**** Dataset records

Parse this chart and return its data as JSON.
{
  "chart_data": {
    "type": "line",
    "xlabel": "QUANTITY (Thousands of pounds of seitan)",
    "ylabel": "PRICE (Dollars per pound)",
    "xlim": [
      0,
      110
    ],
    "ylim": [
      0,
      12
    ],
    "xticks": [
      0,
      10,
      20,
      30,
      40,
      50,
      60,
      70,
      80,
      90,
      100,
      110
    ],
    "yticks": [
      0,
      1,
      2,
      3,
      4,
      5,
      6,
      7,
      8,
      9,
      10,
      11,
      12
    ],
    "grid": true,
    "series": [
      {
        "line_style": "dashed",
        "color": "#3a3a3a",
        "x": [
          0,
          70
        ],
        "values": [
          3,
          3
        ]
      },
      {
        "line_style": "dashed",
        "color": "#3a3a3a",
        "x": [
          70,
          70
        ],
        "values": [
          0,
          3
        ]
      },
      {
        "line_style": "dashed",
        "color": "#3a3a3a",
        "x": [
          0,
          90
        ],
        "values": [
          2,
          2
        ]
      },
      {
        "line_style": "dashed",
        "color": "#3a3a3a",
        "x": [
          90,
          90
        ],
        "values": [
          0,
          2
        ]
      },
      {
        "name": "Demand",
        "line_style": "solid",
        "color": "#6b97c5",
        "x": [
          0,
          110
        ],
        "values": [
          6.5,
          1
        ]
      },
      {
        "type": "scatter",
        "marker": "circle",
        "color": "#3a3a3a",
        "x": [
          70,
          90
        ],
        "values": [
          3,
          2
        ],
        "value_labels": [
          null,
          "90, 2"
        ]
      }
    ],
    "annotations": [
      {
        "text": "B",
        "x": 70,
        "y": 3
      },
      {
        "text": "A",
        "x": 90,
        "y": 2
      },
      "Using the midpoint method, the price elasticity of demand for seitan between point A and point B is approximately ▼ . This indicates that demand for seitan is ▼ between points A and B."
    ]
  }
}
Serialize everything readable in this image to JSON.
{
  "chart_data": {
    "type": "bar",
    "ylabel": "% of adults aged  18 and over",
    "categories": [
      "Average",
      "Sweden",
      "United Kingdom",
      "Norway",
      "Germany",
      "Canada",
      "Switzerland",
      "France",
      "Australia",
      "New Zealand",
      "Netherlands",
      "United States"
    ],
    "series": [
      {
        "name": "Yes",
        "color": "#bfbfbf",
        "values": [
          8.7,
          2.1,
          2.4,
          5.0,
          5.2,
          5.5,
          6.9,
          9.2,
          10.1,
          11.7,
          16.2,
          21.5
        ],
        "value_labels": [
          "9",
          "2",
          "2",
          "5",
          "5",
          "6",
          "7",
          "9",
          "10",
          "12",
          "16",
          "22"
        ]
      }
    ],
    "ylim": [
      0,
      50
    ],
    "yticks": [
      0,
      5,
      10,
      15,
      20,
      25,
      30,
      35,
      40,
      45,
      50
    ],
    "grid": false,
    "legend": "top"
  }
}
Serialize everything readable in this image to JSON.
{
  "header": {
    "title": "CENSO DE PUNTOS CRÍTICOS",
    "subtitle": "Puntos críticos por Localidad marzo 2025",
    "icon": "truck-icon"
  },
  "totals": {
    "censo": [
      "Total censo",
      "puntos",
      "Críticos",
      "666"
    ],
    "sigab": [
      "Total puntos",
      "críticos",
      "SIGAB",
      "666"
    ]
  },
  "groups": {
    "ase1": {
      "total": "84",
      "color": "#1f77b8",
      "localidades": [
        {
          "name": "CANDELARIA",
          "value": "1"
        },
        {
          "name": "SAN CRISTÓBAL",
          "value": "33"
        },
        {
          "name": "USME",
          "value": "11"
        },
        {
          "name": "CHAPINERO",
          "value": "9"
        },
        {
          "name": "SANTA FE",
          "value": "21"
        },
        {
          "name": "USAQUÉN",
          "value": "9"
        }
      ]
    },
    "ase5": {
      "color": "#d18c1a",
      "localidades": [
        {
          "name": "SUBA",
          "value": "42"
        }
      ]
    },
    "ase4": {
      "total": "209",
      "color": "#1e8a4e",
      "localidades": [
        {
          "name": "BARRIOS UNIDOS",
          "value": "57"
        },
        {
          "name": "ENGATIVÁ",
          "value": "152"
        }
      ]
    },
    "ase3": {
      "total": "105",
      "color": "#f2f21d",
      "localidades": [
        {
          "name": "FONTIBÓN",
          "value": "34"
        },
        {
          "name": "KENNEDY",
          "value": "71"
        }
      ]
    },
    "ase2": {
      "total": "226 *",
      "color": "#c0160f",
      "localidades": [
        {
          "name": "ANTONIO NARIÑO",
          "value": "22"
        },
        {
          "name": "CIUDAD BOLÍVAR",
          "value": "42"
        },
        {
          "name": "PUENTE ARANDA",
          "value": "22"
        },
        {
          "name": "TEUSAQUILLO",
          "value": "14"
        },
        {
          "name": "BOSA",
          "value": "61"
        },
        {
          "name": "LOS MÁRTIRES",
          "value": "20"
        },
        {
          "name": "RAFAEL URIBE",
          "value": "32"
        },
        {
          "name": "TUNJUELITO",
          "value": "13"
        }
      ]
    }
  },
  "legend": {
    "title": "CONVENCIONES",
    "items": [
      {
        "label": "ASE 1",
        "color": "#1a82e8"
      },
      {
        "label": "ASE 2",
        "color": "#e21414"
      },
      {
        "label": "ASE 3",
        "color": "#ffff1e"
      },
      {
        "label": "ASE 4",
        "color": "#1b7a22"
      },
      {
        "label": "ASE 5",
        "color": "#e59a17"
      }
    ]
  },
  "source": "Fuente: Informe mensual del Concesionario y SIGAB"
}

********

## Required task
Write out all the lines again, exactly as they are.

## Finished exercise
Parse this chart and return its data as JSON.
{
  "chart_data": {
    "type": "line",
    "xlabel": "QUANTITY (Thousands of pounds of seitan)",
    "ylabel": "PRICE (Dollars per pound)",
    "xlim": [
      0,
      110
    ],
    "ylim": [
      0,
      12
    ],
    "xticks": [
      0,
      10,
      20,
      30,
      40,
      50,
      60,
      70,
      80,
      90,
      100,
      110
    ],
    "yticks": [
      0,
      1,
      2,
      3,
      4,
      5,
      6,
      7,
      8,
      9,
      10,
      11,
      12
    ],
    "grid": true,
    "series": [
      {
        "line_style": "dashed",
        "color": "#3a3a3a",
        "x": [
          0,
          70
        ],
        "values": [
          3,
          3
        ]
      },
      {
        "line_style": "dashed",
        "color": "#3a3a3a",
        "x": [
          70,
          70
        ],
        "values": [
          0,
          3
        ]
      },
      {
        "line_style": "dashed",
        "color": "#3a3a3a",
        "x": [
          0,
          90
        ],
        "values": [
          2,
          2
        ]
      },
      {
        "line_style": "dashed",
        "color": "#3a3a3a",
        "x": [
          90,
          90
        ],
        "values": [
          0,
          2
        ]
      },
      {
        "name": "Demand",
        "line_style": "solid",
        "color": "#6b97c5",
        "x": [
          0,
          110
        ],
        "values": [
          6.5,
          1
        ]
      },
      {
        "type": "scatter",
        "marker": "circle",
        "color": "#3a3a3a",
        "x": [
          70,
          90
        ],
        "values": [
          3,
          2
        ],
        "value_labels": [
          null,
          "90, 2"
        ]
      }
    ],
    "annotations": [
      {
        "text": "B",
        "x": 70,
        "y": 3
      },
      {
        "text": "A",
        "x": 90,
        "y": 2
      },
      "Using the midpoint method, the price elasticity of demand for seitan between point A and point B is approximately ▼ . This indicates that demand for seitan is ▼ between points A and B."
    ]
  }
}
Serialize everything readable in this image to JSON.
{
  "chart_data": {
    "type": "bar",
    "ylabel": "% of adults aged  18 and over",
    "categories": [
      "Average",
      "Sweden",
      "United Kingdom",
      "Norway",
      "Germany",
      "Canada",
      "Switzerland",
      "France",
      "Australia",
      "New Zealand",
      "Netherlands",
      "United States"
    ],
    "series": [
      {
        "name": "Yes",
        "color": "#bfbfbf",
        "values": [
          8.7,
          2.1,
          2.4,
          5.0,
          5.2,
          5.5,
          6.9,
          9.2,
          10.1,
          11.7,
          16.2,
          21.5
        ],
        "value_labels": [
          "9",
          "2",
          "2",
          "5",
          "5",
          "6",
          "7",
          "9",
          "10",
          "12",
          "16",
          "22"
        ]
      }
    ],
    "ylim": [
      0,
      50
    ],
    "yticks": [
      0,
      5,
      10,
      15,
      20,
      25,
      30,
      35,
      40,
      45,
      50
    ],
    "grid": false,
    "legend": "top"
  }
}
Serialize everything readable in this image to JSON.
{
  "header": {
    "title": "CENSO DE PUNTOS CRÍTICOS",
    "subtitle": "Puntos críticos por Localidad marzo 2025",
    "icon": "truck-icon"
  },
  "totals": {
    "censo": [
      "Total censo",
      "puntos",
      "Críticos",
      "666"
    ],
    "sigab": [
      "Total puntos",
      "críticos",
      "SIGAB",
      "666"
    ]
  },
  "groups": {
    "ase1": {
      "total": "84",
      "color": "#1f77b8",
      "localidades": [
        {
          "name": "CANDELARIA",
          "value": "1"
        },
        {
          "name": "SAN CRISTÓBAL",
          "value": "33"
        },
        {
          "name": "USME",
          "value": "11"
        },
        {
          "name": "CHAPINERO",
          "value": "9"
        },
        {
          "name": "SANTA FE",
          "value": "21"
        },
        {
          "name": "USAQUÉN",
          "value": "9"
        }
      ]
    },
    "ase5": {
      "color": "#d18c1a",
      "localidades": [
        {
          "name": "SUBA",
          "value": "42"
        }
      ]
    },
    "ase4": {
      "total": "209",
      "color": "#1e8a4e",
      "localidades": [
        {
          "name": "BARRIOS UNIDOS",
          "value": "57"
        },
        {
          "name": "ENGATIVÁ",
          "value": "152"
        }
      ]
    },
    "ase3": {
      "total": "105",
      "color": "#f2f21d",
      "localidades": [
        {
          "name": "FONTIBÓN",
          "value": "34"
        },
        {
          "name": "KENNEDY",
          "value": "71"
        }
      ]
    },
    "ase2": {
      "total": "226 *",
      "color": "#c0160f",
      "localidades": [
        {
          "name": "ANTONIO NARIÑO",
          "value": "22"
        },
        {
          "name": "CIUDAD BOLÍVAR",
          "value": "42"
        },
        {
          "name": "PUENTE ARANDA",
          "value": "22"
        },
        {
          "name": "TEUSAQUILLO",
          "value": "14"
        },
        {
          "name": "BOSA",
          "value": "61"
        },
        {
          "name": "LOS MÁRTIRES",
          "value": "20"
        },
        {
          "name": "RAFAEL URIBE",
          "value": "32"
        },
        {
          "name": "TUNJUELITO",
          "value": "13"
        }
      ]
    }
  },
  "legend": {
    "title": "CONVENCIONES",
    "items": [
      {
        "label": "ASE 1",
        "color": "#1a82e8"
      },
      {
        "label": "ASE 2",
        "color": "#e21414"
      },
      {
        "label": "ASE 3",
        "color": "#ffff1e"
      },
      {
        "label": "ASE 4",
        "color": "#1b7a22"
      },
      {
        "label": "ASE 5",
        "color": "#e59a17"
      }
    ]
  },
  "source": "Fuente: Informe mensual del Concesionario y SIGAB"
}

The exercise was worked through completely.